> Exercise task: Write the data below out exactly as it stands. Do not include the pictures.

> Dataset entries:
>>>

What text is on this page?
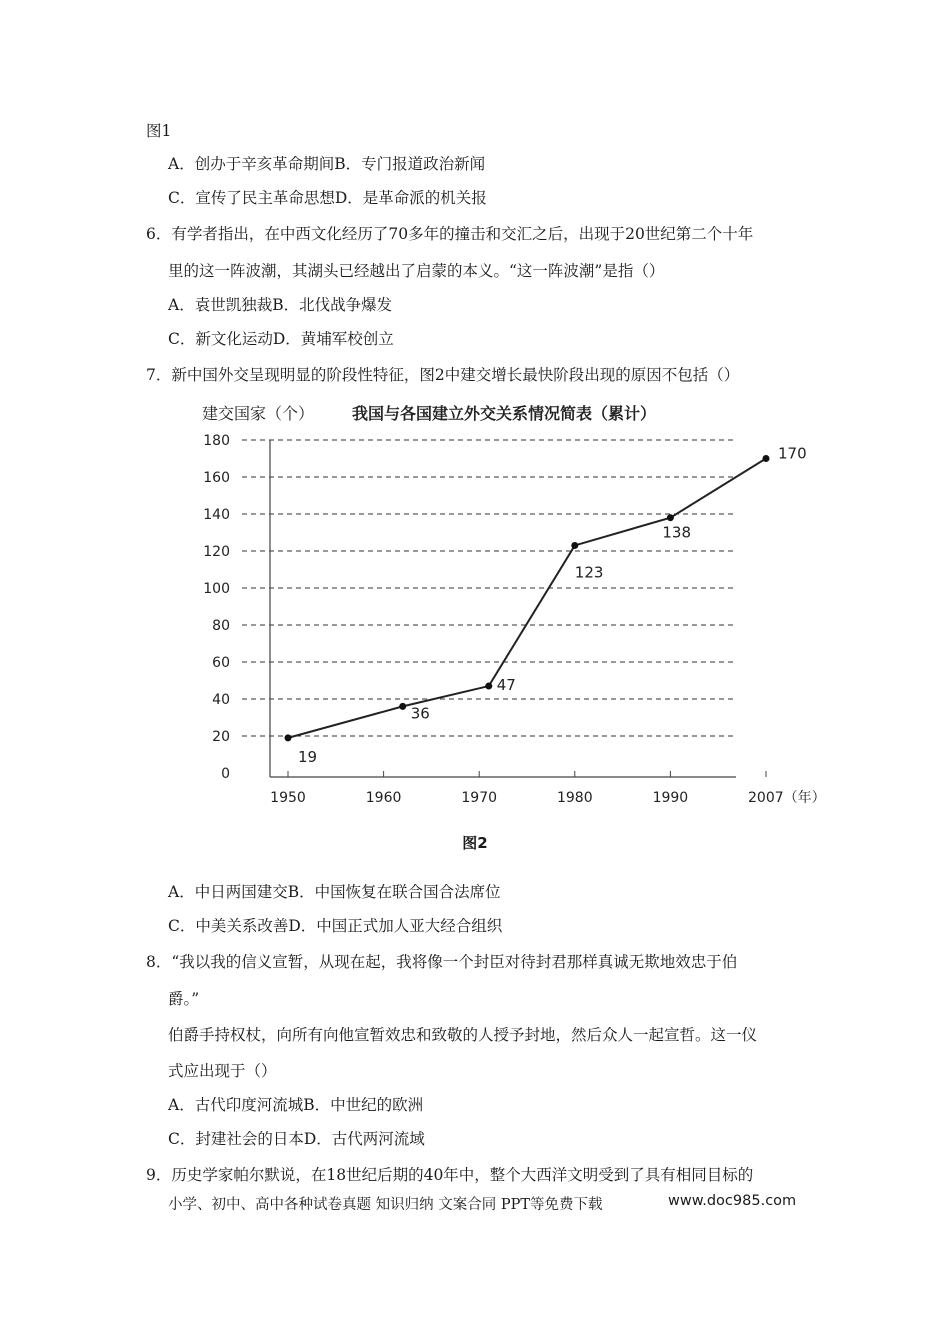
图1
A．创办于辛亥革命期间B．专门报道政治新闻
C．宣传了民主革命思想D．是革命派的机关报
6．有学者指出，在中西文化经历了70多年的撞击和交汇之后，出现于20世纪第二个十年
里的这一阵波潮，其湖头已经越出了启蒙的本义。“这一阵波潮”是指（）
A．袁世凯独裁B．北伐战争爆发
C．新文化运动D．黄埔军校创立
7．新中国外交呈现明显的阶段性特征，图2中建交增长最快阶段出现的原因不包括（）
0
20
40
60
80
100
120
140
160
180
1950	1960	1970	1980	1990	2007（年）
19
36
47
123
138
170
建交国家（个） 我国与各国建立外交关系情况简表（累计）
图2
A．中日两国建交B．中国恢复在联合国合法席位
C．中美关系改善D．中国正式加人亚大经合组织
8．“我以我的信义宣暂，从现在起，我将像一个封臣对待封君那样真诚无欺地效忠于伯
爵。”
伯爵手持权杖，向所有向他宣暂效忠和致敬的人授予封地，然后众人一起宣哲。这一仪
式应出现于（）
A．古代印度河流城B．中世纪的欧洲
C．封建社会的日本D．古代两河流域
9．历史学家帕尔默说，在18世纪后期的40年中，整个大西洋文明受到了具有相同目标的
小学、初中、高中各种试卷真题 知识归纳 文案合同 PPT等免费下载	www.doc985.com
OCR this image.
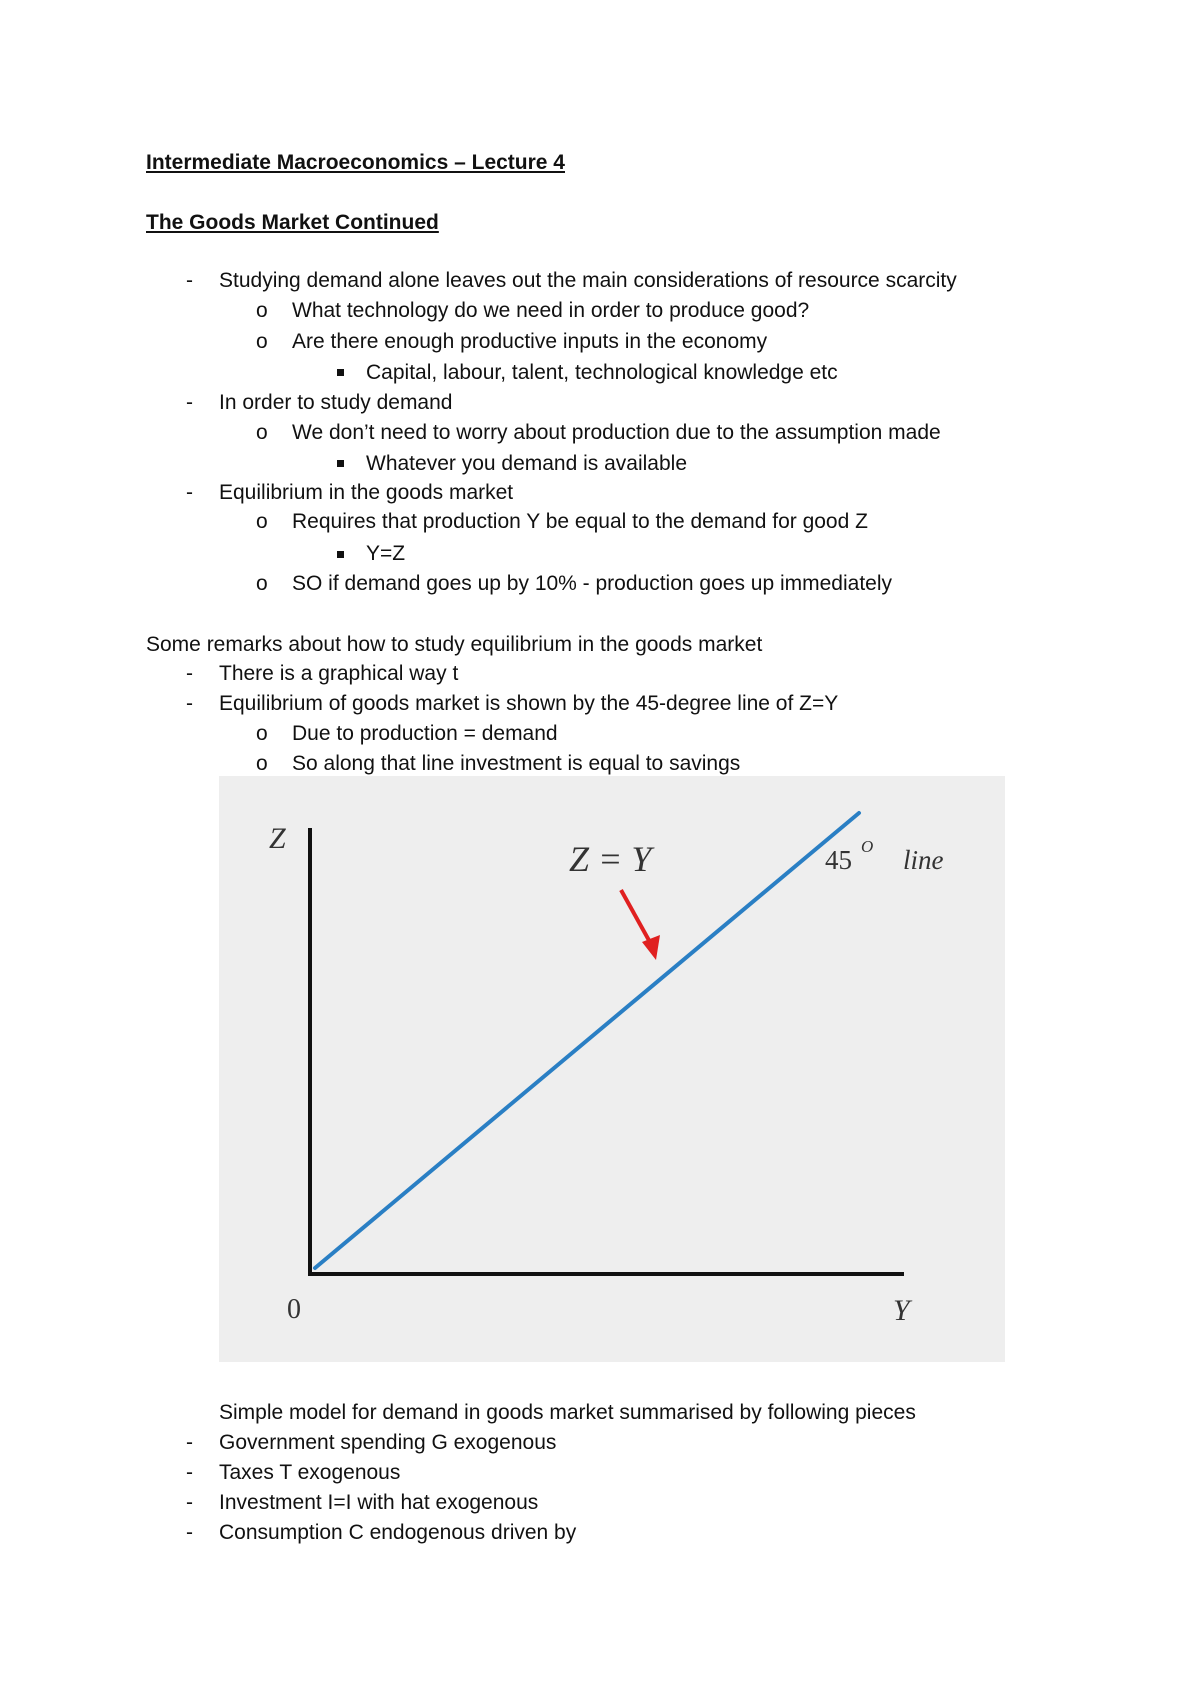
Intermediate Macroeconomics – Lecture 4
The Goods Market Continued
- Studying demand alone leaves out the main considerations of resource scarcity
o What technology do we need in order to produce good?
o Are there enough productive inputs in the economy
Capital, labour, talent, technological knowledge etc
- In order to study demand
o We don’t need to worry about production due to the assumption made
Whatever you demand is available
- Equilibrium in the goods market
o Requires that production Y be equal to the demand for good Z
Y=Z
o SO if demand goes up by 10% - production goes up immediately
Some remarks about how to study equilibrium in the goods market
- There is a graphical way t
- Equilibrium of goods market is shown by the 45-degree line of Z=Y
o Due to production = demand
o So along that line investment is equal to savings
Z
0	Y
Z = Y	45 O line
Simple model for demand in goods market summarised by following pieces
- Government spending G exogenous
- Taxes T exogenous
- Investment I=I with hat exogenous
- Consumption C endogenous driven by
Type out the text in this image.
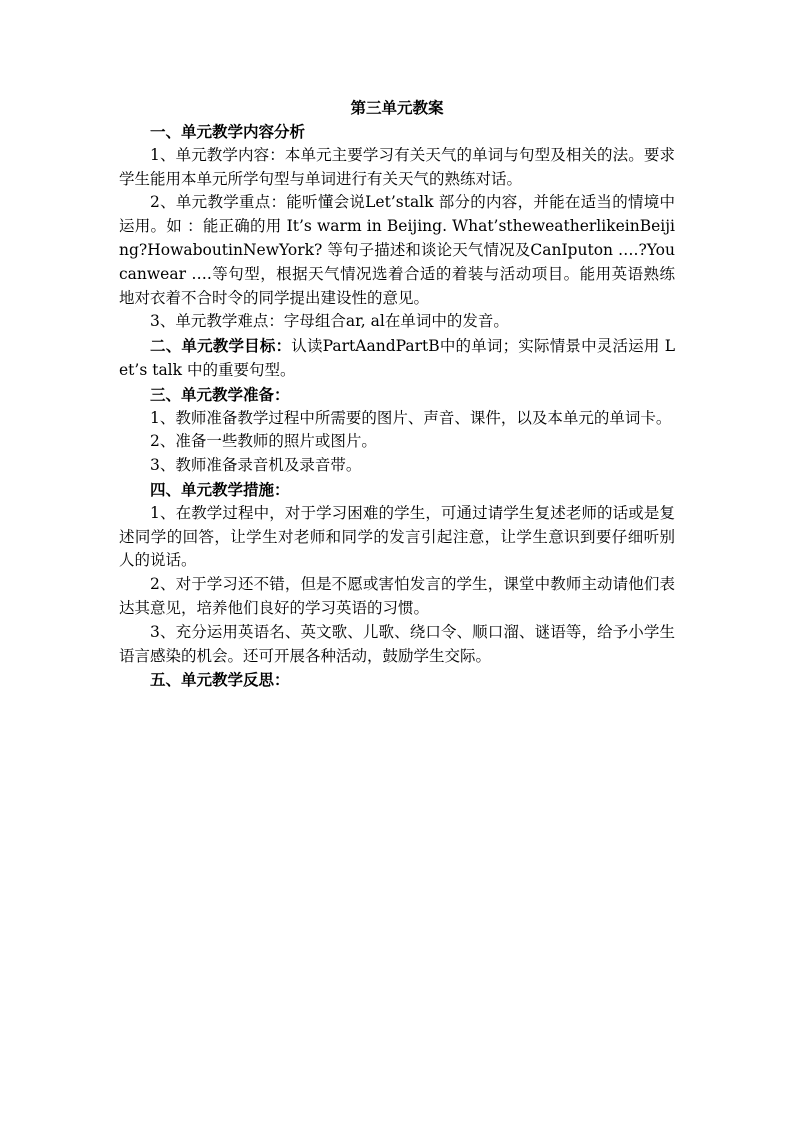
第三单元教案

一、单元教学内容分析

1、单元教学内容：本单元主要学习有关天气的单词与句型及相关的法。要求学生能用本单元所学句型与单词进行有关天气的熟练对话。

2、单元教学重点：能听懂会说Let’stalk 部分的内容，并能在适当的情境中运用。如 ：能正确的用 It’s warm in Beijing. What’stheweatherlikeinBeijing?HowaboutinNewYork? 等句子描述和谈论天气情况及CanIputon ….?Youcanwear ….等句型，根据天气情况选着合适的着装与活动项目。能用英语熟练地对衣着不合时令的同学提出建设性的意见。

3、单元教学难点：字母组合ar, al在单词中的发音。

二、单元教学目标：认读PartAandPartB中的单词；实际情景中灵活运用 Let’s talk 中的重要句型。

三、单元教学准备：

1、教师准备教学过程中所需要的图片、声音、课件，以及本单元的单词卡。

2、准备一些教师的照片或图片。

3、教师准备录音机及录音带。

四、单元教学措施：

1、在教学过程中，对于学习困难的学生，可通过请学生复述老师的话或是复述同学的回答，让学生对老师和同学的发言引起注意，让学生意识到要仔细听别人的说话。

2、对于学习还不错，但是不愿或害怕发言的学生，课堂中教师主动请他们表达其意见，培养他们良好的学习英语的习惯。

3、充分运用英语名、英文歌、儿歌、绕口令、顺口溜、谜语等，给予小学生语言感染的机会。还可开展各种活动，鼓励学生交际。

五、单元教学反思：
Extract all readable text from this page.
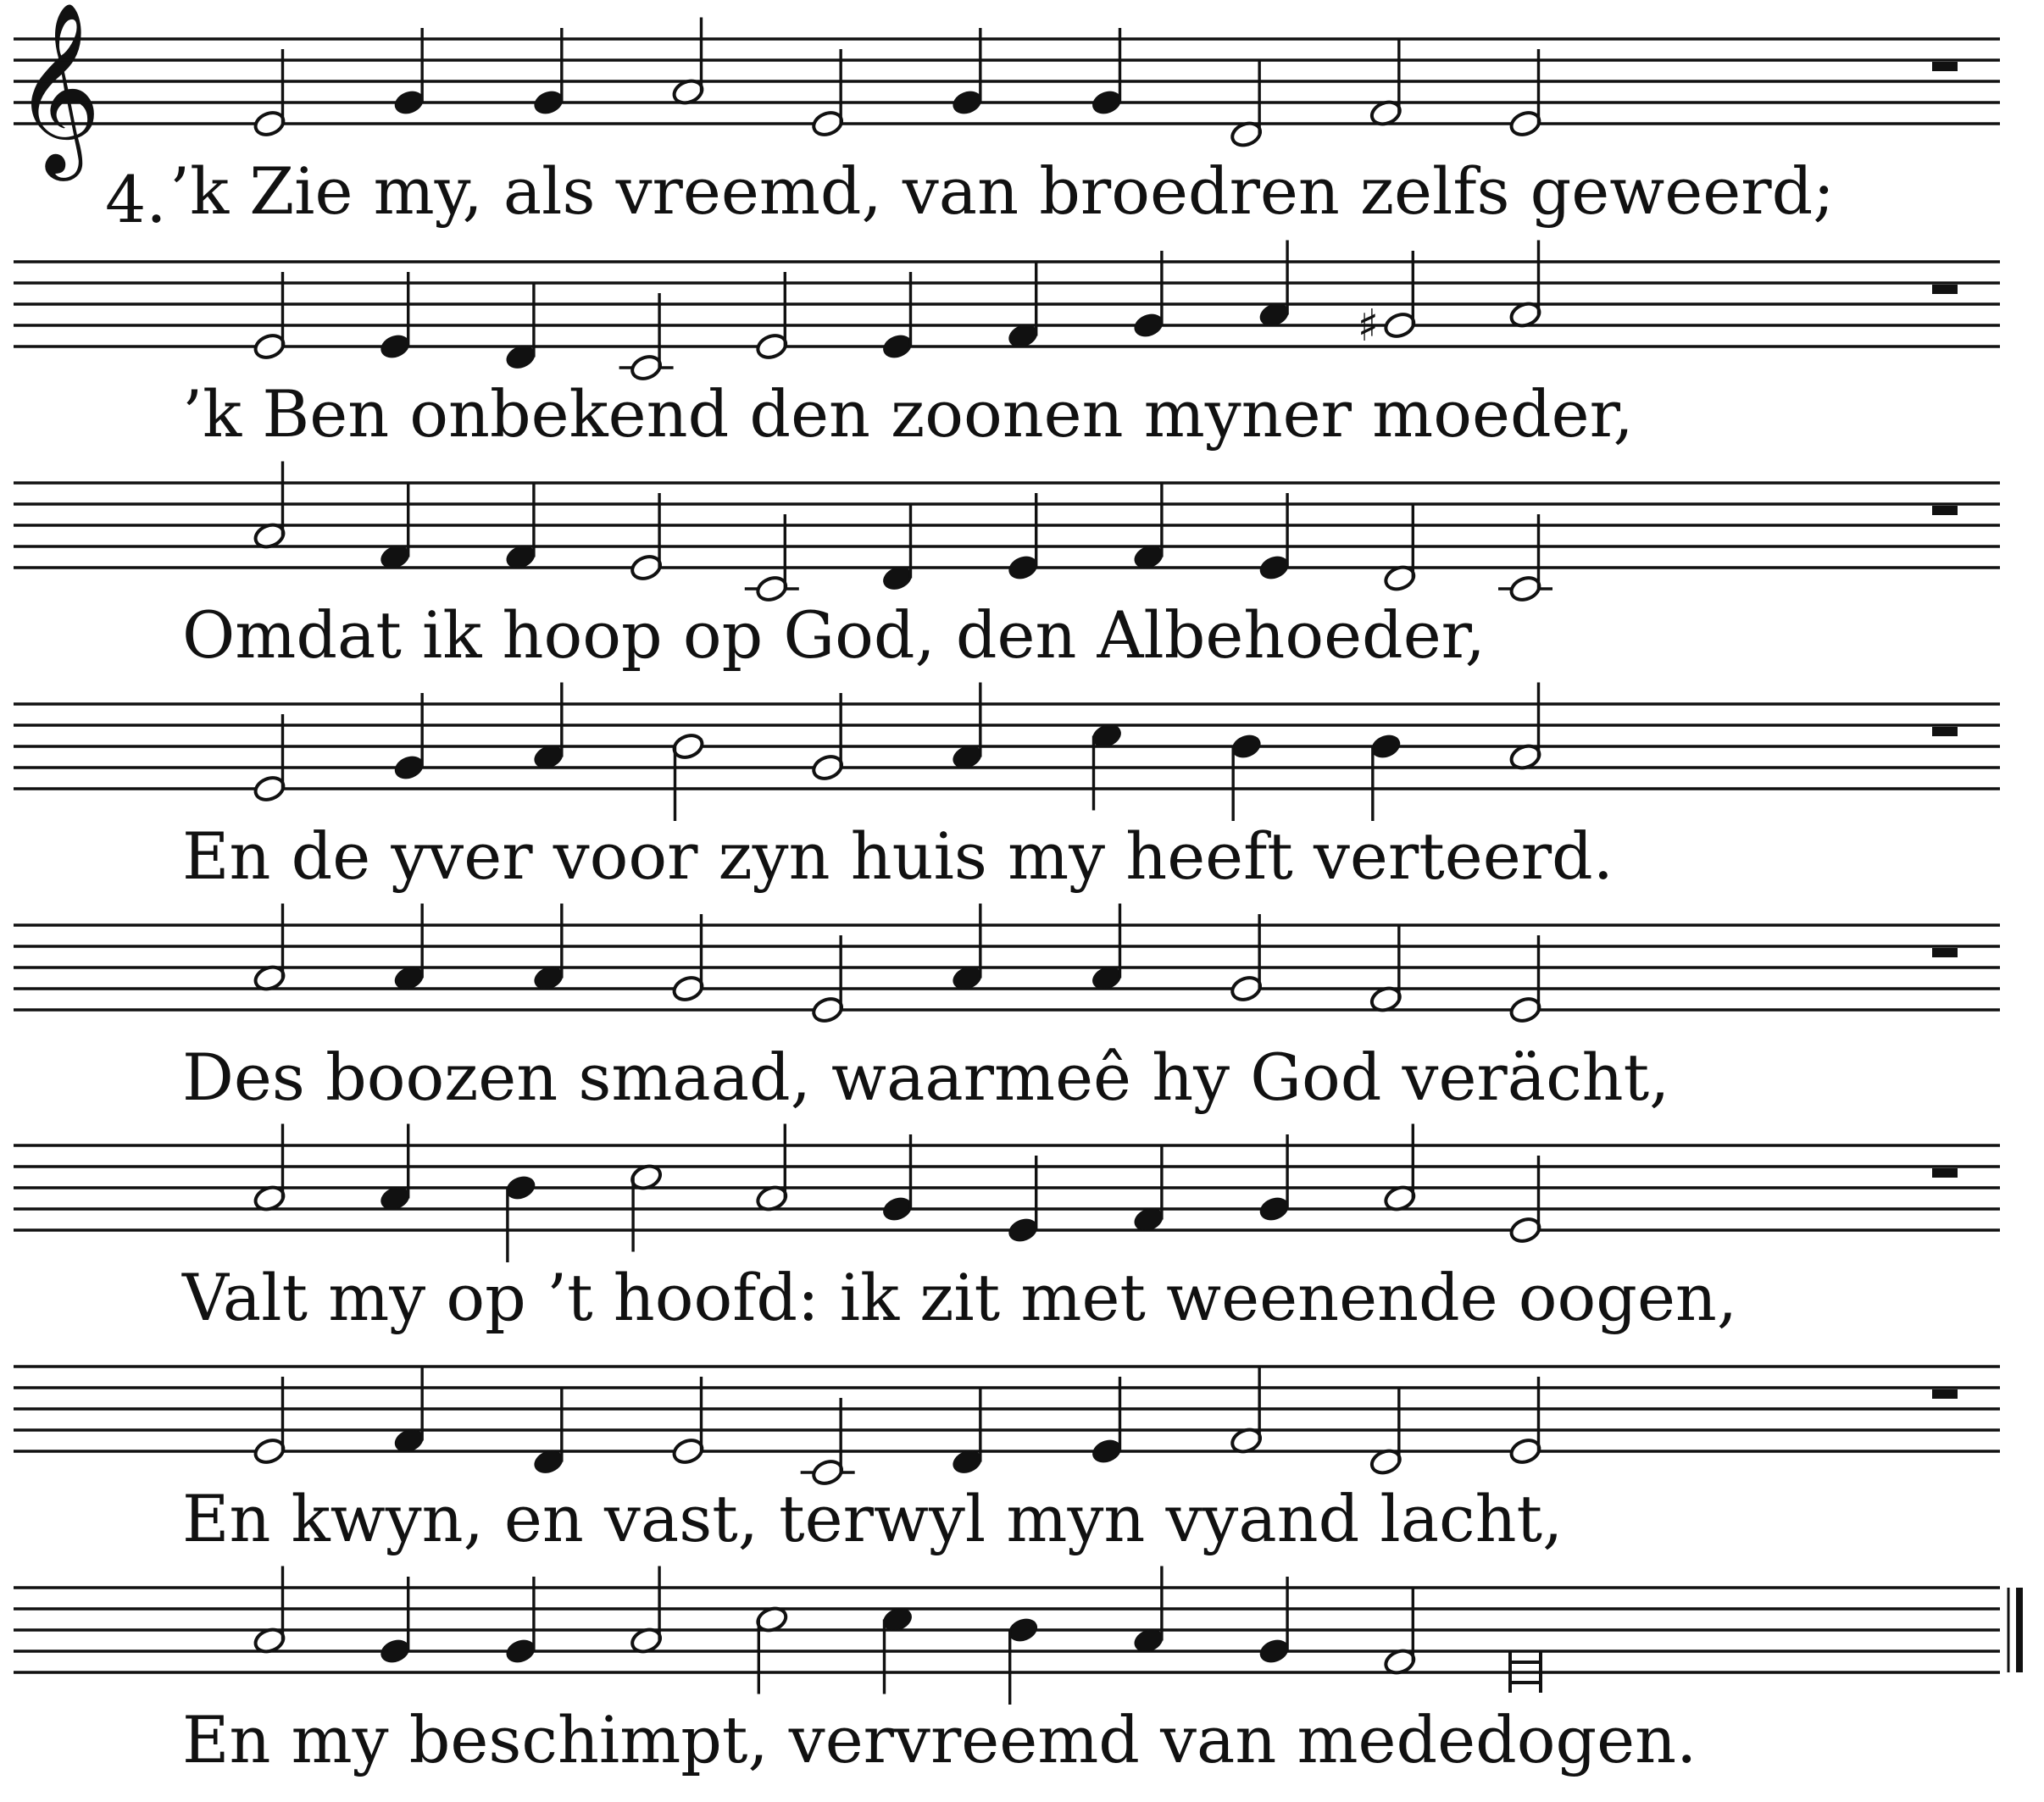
𝄞
4. ’k Zie my, als vreemd, van broedren zelfs geweerd;
♯
’k Ben onbekend den zoonen myner moeder,
Omdat ik hoop op God, den Albehoeder,
En de yver voor zyn huis my heeft verteerd.
Des boozen smaad, waarmeê hy God verächt,
Valt my op ’t hoofd: ik zit met weenende oogen,
En kwyn, en vast, terwyl myn vyand lacht,
En my beschimpt, vervreemd van mededogen.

<<<

> Written solution:
What text is on this page?
图1
A．创办于辛亥革命期间B．专门报道政治新闻
C．宣传了民主革命思想D．是革命派的机关报
6．有学者指出，在中西文化经历了70多年的撞击和交汇之后，出现于20世纪第二个十年
里的这一阵波潮，其湖头已经越出了启蒙的本义。“这一阵波潮”是指（）
A．袁世凯独裁B．北伐战争爆发
C．新文化运动D．黄埔军校创立
7．新中国外交呈现明显的阶段性特征，图2中建交增长最快阶段出现的原因不包括（）
0
20
40
60
80
100
120
140
160
180
1950	1960	1970	1980	1990	2007（年）
19
36
47
123
138
170
建交国家（个） 我国与各国建立外交关系情况简表（累计）
图2
A．中日两国建交B．中国恢复在联合国合法席位
C．中美关系改善D．中国正式加人亚大经合组织
8．“我以我的信义宣暂，从现在起，我将像一个封臣对待封君那样真诚无欺地效忠于伯
爵。”
伯爵手持权杖，向所有向他宣暂效忠和致敬的人授予封地，然后众人一起宣哲。这一仪
式应出现于（）
A．古代印度河流城B．中世纪的欧洲
C．封建社会的日本D．古代两河流域
9．历史学家帕尔默说，在18世纪后期的40年中，整个大西洋文明受到了具有相同目标的
小学、初中、高中各种试卷真题 知识归纳 文案合同 PPT等免费下载	www.doc985.com
OCR this image.
Intermediate Macroeconomics – Lecture 4
The Goods Market Continued
- Studying demand alone leaves out the main considerations of resource scarcity
o What technology do we need in order to produce good?
o Are there enough productive inputs in the economy
Capital, labour, talent, technological knowledge etc
- In order to study demand
o We don’t need to worry about production due to the assumption made
Whatever you demand is available
- Equilibrium in the goods market
o Requires that production Y be equal to the demand for good Z
Y=Z
o SO if demand goes up by 10% - production goes up immediately
Some remarks about how to study equilibrium in the goods market
- There is a graphical way t
- Equilibrium of goods market is shown by the 45-degree line of Z=Y
o Due to production = demand
o So along that line investment is equal to savings
Z
0	Y
Z = Y	45 O line
Simple model for demand in goods market summarised by following pieces
- Government spending G exogenous
- Taxes T exogenous
- Investment I=I with hat exogenous
- Consumption C endogenous driven by
Type out the text in this image.
第三单元教案

一、单元教学内容分析

1、单元教学内容：本单元主要学习有关天气的单词与句型及相关的法。要求学生能用本单元所学句型与单词进行有关天气的熟练对话。

2、单元教学重点：能听懂会说Let’stalk 部分的内容，并能在适当的情境中运用。如 ：能正确的用 It’s warm in Beijing. What’stheweatherlikeinBeijing?HowaboutinNewYork? 等句子描述和谈论天气情况及CanIputon ….?Youcanwear ….等句型，根据天气情况选着合适的着装与活动项目。能用英语熟练地对衣着不合时令的同学提出建设性的意见。

3、单元教学难点：字母组合ar, al在单词中的发音。

二、单元教学目标：认读PartAandPartB中的单词；实际情景中灵活运用 Let’s talk 中的重要句型。

三、单元教学准备：

1、教师准备教学过程中所需要的图片、声音、课件，以及本单元的单词卡。

2、准备一些教师的照片或图片。

3、教师准备录音机及录音带。

四、单元教学措施：

1、在教学过程中，对于学习困难的学生，可通过请学生复述老师的话或是复述同学的回答，让学生对老师和同学的发言引起注意，让学生意识到要仔细听别人的说话。

2、对于学习还不错，但是不愿或害怕发言的学生，课堂中教师主动请他们表达其意见，培养他们良好的学习英语的习惯。

3、充分运用英语名、英文歌、儿歌、绕口令、顺口溜、谜语等，给予小学生语言感染的机会。还可开展各种活动，鼓励学生交际。

五、单元教学反思：
Extract all readable text from this page.
𝄞
4. ’k Zie my, als vreemd, van broedren zelfs geweerd;
♯
’k Ben onbekend den zoonen myner moeder,
Omdat ik hoop op God, den Albehoeder,
En de yver voor zyn huis my heeft verteerd.
Des boozen smaad, waarmeê hy God verächt,
Valt my op ’t hoofd: ik zit met weenende oogen,
En kwyn, en vast, terwyl myn vyand lacht,
En my beschimpt, vervreemd van mededogen.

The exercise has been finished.